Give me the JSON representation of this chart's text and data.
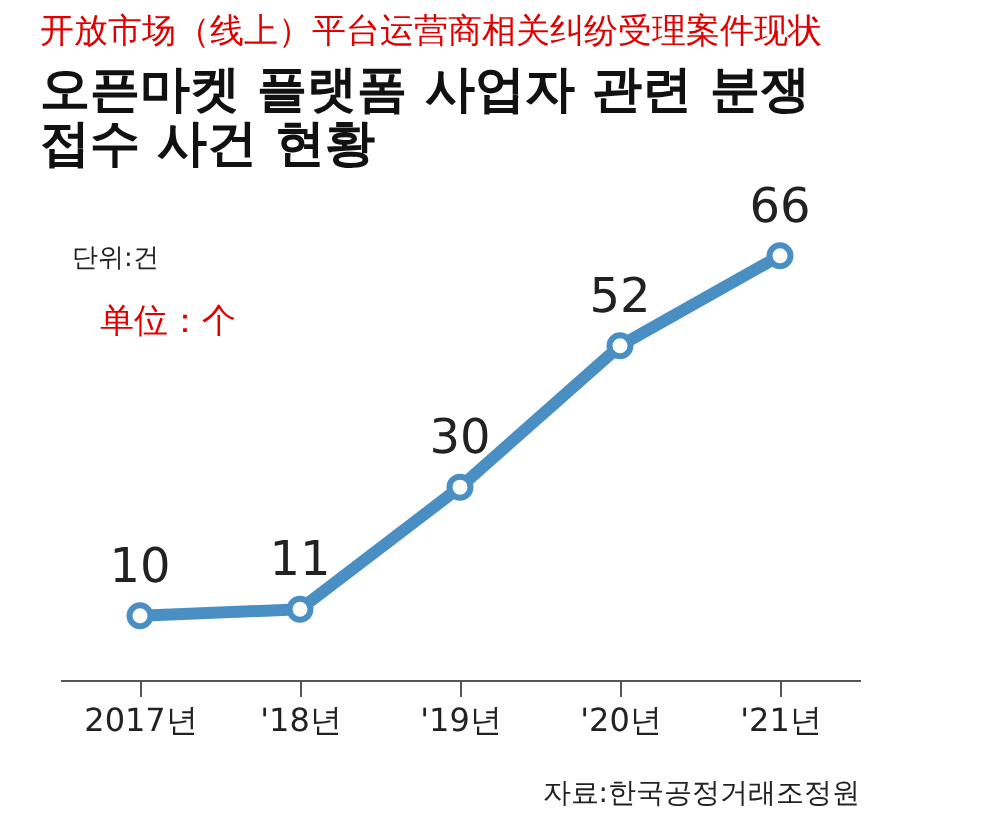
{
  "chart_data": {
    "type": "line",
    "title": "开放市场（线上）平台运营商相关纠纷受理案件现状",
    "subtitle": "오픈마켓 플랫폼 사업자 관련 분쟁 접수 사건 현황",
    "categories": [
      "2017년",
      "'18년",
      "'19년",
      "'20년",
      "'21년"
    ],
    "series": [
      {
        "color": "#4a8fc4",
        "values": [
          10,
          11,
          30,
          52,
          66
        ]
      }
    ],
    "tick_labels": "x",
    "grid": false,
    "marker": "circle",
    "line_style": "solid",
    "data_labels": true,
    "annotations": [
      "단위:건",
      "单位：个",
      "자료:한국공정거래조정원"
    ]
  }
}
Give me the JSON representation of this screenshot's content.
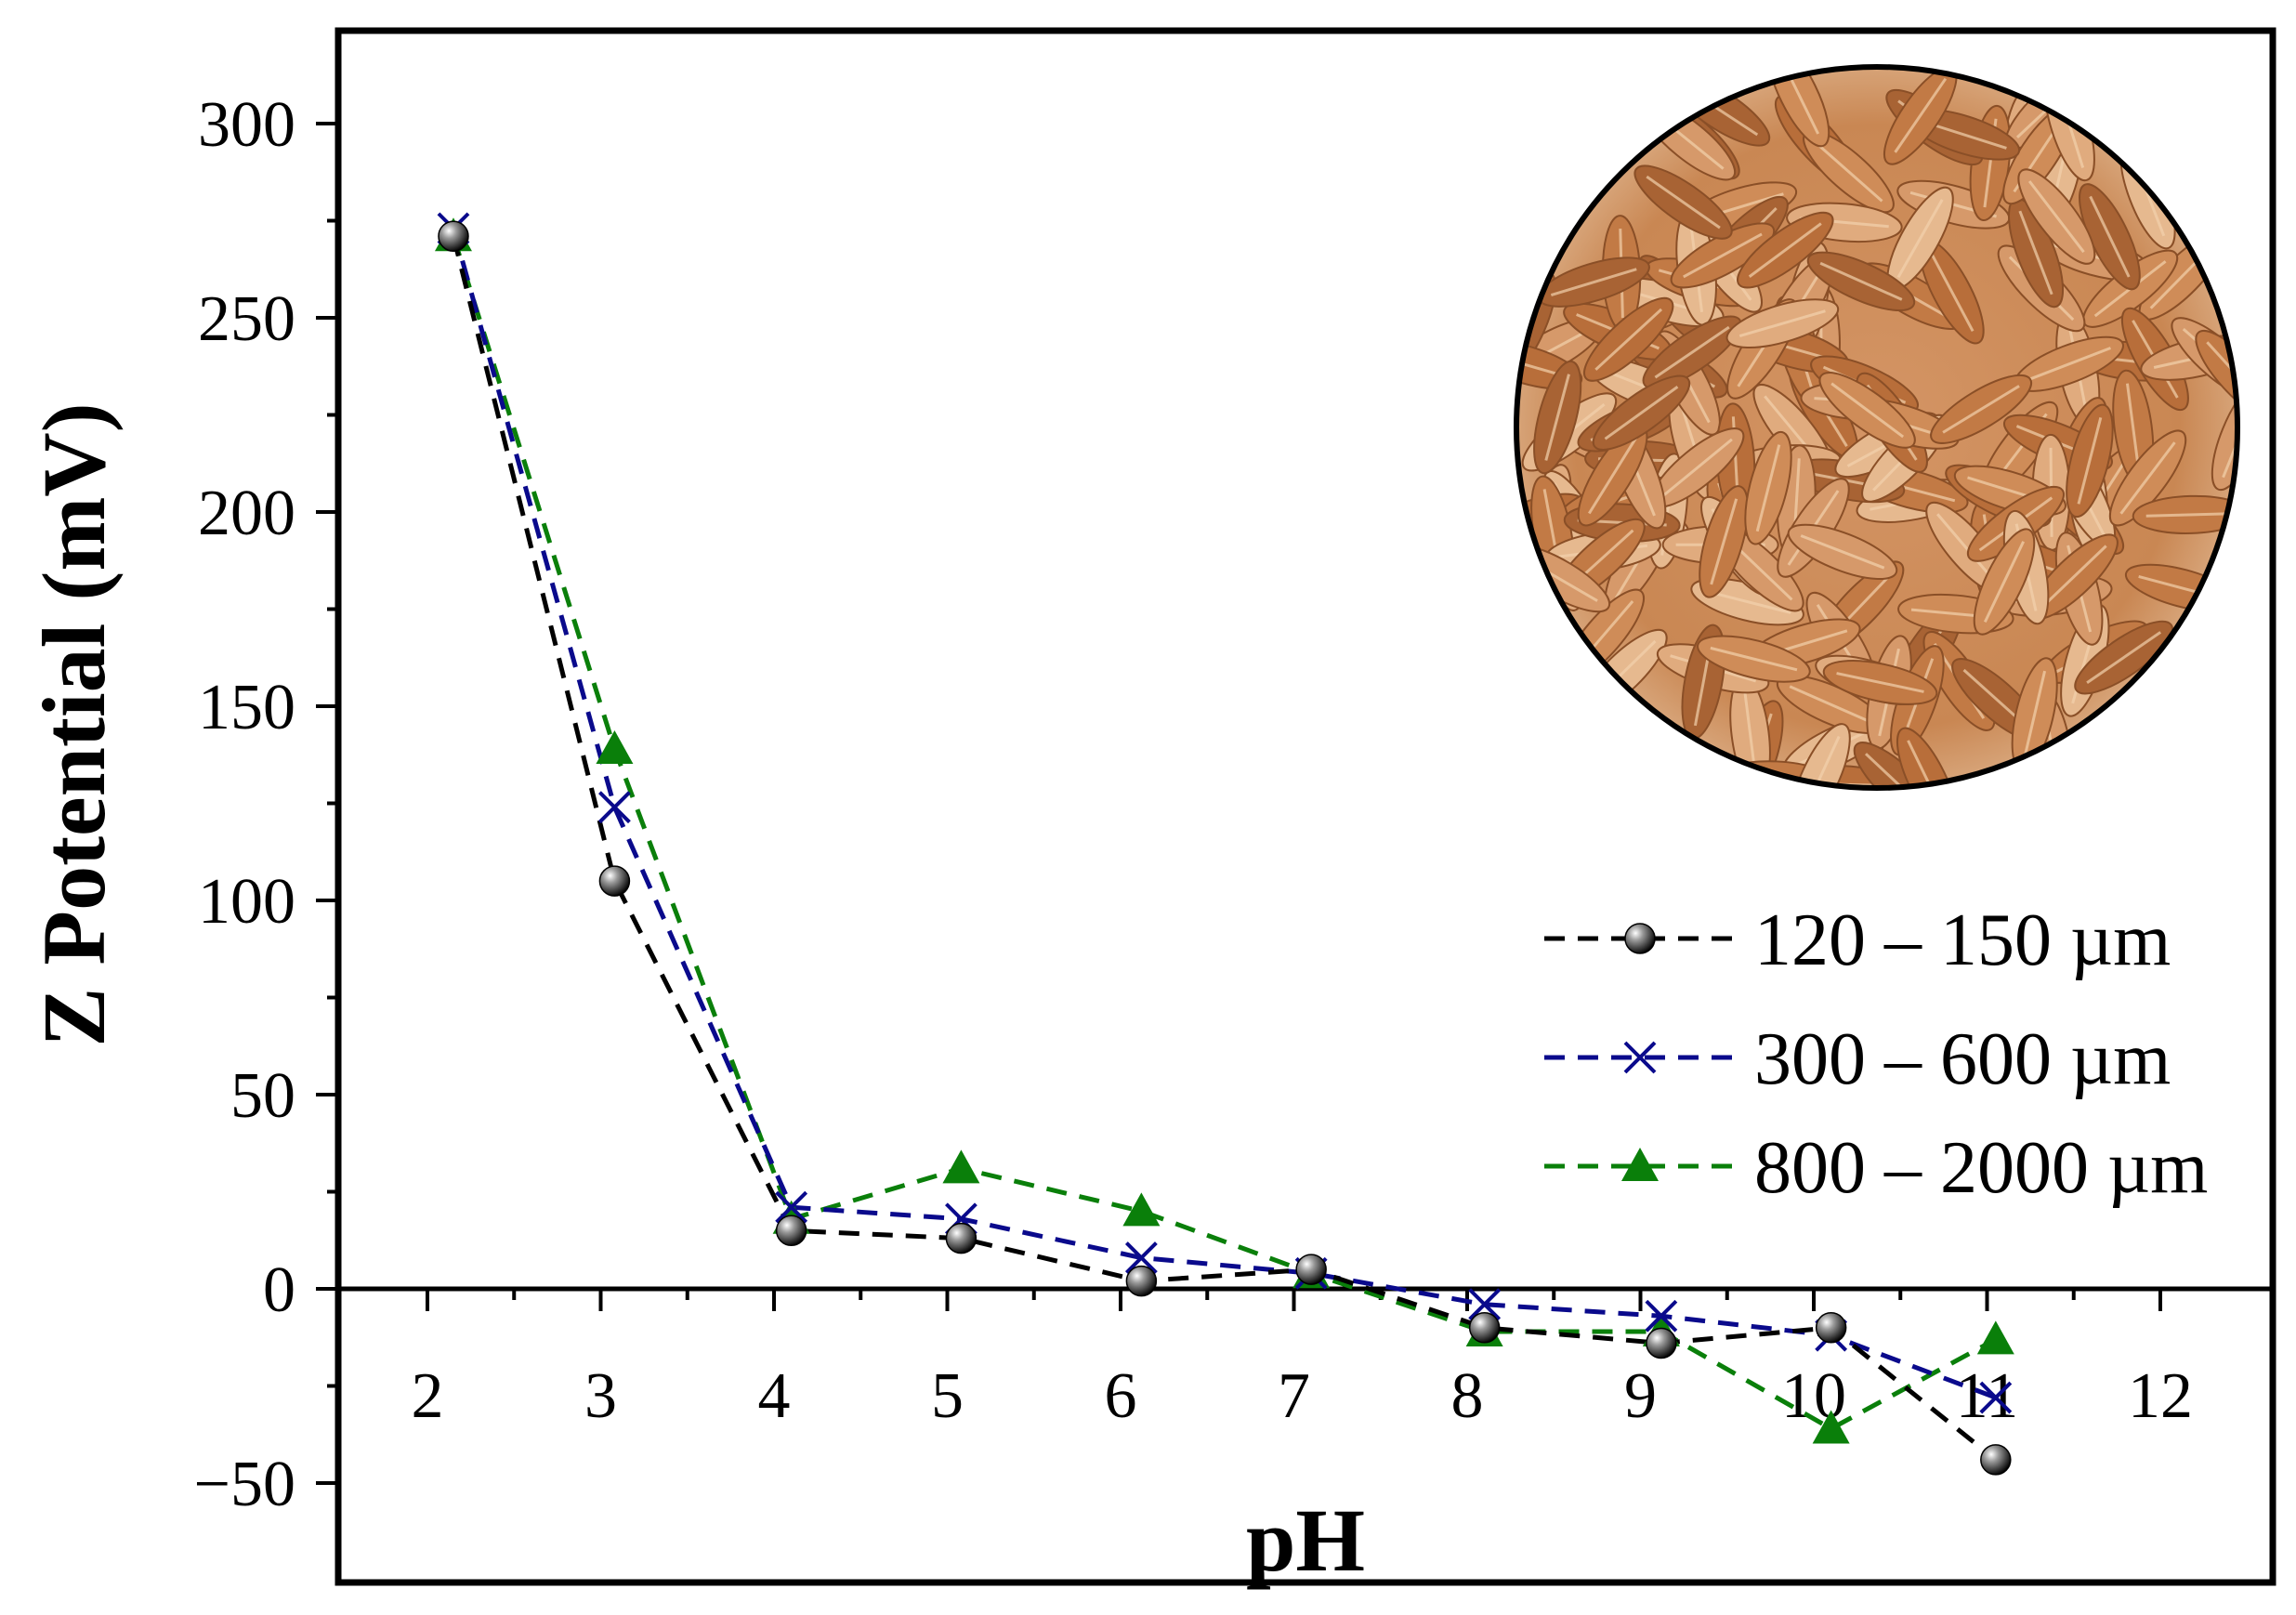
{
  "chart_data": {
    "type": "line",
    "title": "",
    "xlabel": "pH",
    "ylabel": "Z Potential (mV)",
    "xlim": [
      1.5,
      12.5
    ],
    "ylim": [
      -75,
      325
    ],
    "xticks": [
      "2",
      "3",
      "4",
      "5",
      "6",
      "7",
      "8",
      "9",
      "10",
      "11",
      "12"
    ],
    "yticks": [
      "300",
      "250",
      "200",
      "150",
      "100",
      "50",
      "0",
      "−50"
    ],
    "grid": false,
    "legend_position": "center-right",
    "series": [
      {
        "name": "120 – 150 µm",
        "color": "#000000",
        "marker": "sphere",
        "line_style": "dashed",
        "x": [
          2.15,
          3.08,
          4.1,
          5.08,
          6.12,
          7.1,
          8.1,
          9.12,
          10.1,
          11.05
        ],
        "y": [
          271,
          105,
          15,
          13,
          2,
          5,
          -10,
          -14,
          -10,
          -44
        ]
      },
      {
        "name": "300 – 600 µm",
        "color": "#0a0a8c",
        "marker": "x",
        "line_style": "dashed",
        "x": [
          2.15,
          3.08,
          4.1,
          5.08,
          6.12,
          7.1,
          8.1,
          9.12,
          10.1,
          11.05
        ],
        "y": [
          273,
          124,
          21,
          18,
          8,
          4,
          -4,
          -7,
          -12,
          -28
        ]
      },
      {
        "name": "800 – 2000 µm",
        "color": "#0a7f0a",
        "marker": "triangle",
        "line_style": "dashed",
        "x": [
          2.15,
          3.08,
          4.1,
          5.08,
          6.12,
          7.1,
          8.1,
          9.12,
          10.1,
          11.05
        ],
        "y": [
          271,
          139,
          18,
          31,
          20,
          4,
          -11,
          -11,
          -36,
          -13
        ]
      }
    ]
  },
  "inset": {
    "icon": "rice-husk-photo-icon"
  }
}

----

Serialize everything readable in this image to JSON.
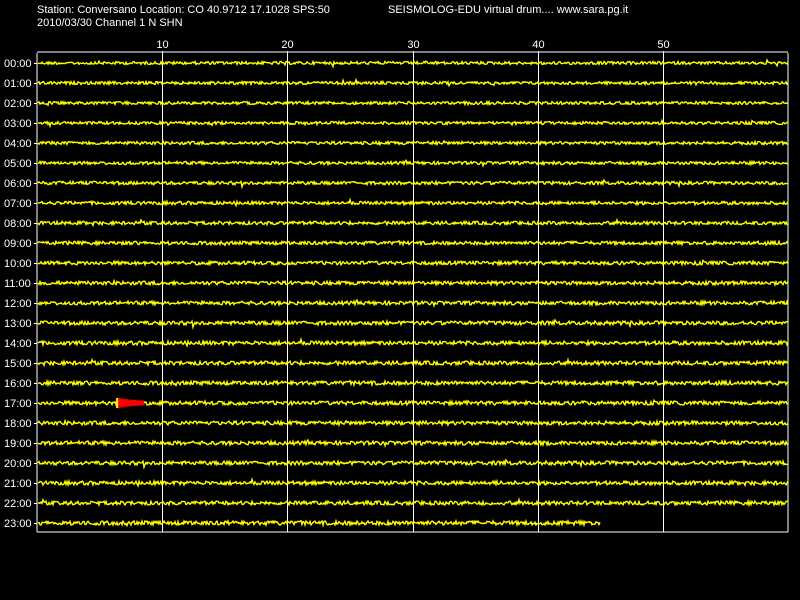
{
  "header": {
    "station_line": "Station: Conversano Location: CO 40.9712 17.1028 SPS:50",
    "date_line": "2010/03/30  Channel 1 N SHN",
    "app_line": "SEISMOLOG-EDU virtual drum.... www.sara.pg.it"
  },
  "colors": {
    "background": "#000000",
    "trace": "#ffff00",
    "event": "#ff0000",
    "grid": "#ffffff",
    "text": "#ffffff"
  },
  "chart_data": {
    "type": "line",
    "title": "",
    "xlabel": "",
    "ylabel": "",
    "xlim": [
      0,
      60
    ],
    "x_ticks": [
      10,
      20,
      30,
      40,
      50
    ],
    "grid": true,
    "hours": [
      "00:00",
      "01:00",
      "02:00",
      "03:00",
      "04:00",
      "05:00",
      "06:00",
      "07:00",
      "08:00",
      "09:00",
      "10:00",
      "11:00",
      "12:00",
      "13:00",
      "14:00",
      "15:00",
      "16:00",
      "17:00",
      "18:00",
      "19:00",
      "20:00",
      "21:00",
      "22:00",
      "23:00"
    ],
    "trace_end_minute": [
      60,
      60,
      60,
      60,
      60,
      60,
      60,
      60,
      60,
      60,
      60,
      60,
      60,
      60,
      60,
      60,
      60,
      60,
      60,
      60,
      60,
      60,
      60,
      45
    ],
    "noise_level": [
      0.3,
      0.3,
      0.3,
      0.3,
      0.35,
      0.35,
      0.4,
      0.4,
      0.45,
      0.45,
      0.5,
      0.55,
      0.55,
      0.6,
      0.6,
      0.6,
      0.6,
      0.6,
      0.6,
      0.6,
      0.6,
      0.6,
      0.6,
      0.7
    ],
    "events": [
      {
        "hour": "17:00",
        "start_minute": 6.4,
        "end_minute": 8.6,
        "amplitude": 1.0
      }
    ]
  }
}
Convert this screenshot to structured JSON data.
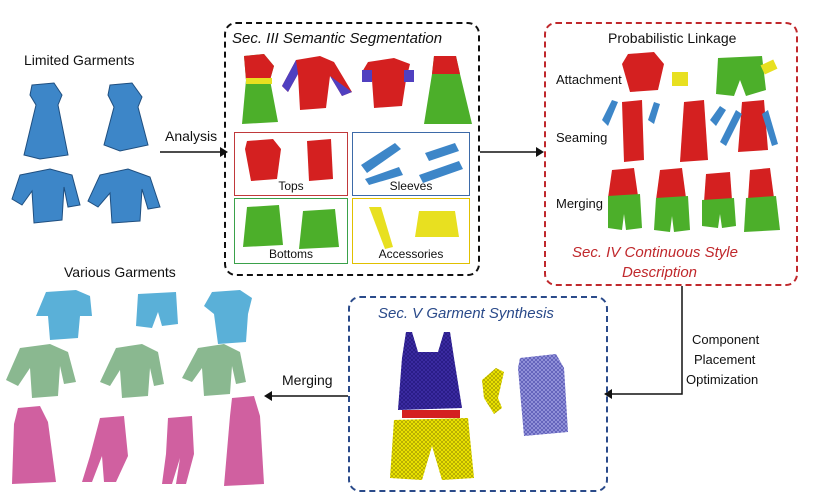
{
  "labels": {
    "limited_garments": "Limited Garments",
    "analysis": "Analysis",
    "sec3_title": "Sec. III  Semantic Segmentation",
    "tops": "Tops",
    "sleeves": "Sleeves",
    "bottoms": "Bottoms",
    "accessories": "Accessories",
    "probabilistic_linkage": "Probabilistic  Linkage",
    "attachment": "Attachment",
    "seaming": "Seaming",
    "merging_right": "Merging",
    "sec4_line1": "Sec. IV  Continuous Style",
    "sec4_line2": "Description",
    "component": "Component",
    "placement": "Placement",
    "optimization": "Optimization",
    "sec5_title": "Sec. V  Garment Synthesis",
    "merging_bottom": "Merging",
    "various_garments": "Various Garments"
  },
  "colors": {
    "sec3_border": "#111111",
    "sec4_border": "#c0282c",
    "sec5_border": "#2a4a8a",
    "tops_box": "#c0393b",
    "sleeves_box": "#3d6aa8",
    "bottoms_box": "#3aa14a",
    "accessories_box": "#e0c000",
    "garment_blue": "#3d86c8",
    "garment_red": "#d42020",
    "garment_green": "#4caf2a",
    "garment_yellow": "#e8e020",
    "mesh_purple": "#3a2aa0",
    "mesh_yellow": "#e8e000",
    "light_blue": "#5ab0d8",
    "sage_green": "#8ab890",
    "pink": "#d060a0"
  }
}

----

WHAT IS NEEDED:
How many of the lines above contain the string "grid"? Give the number only.

EXERCISE RESULT:
4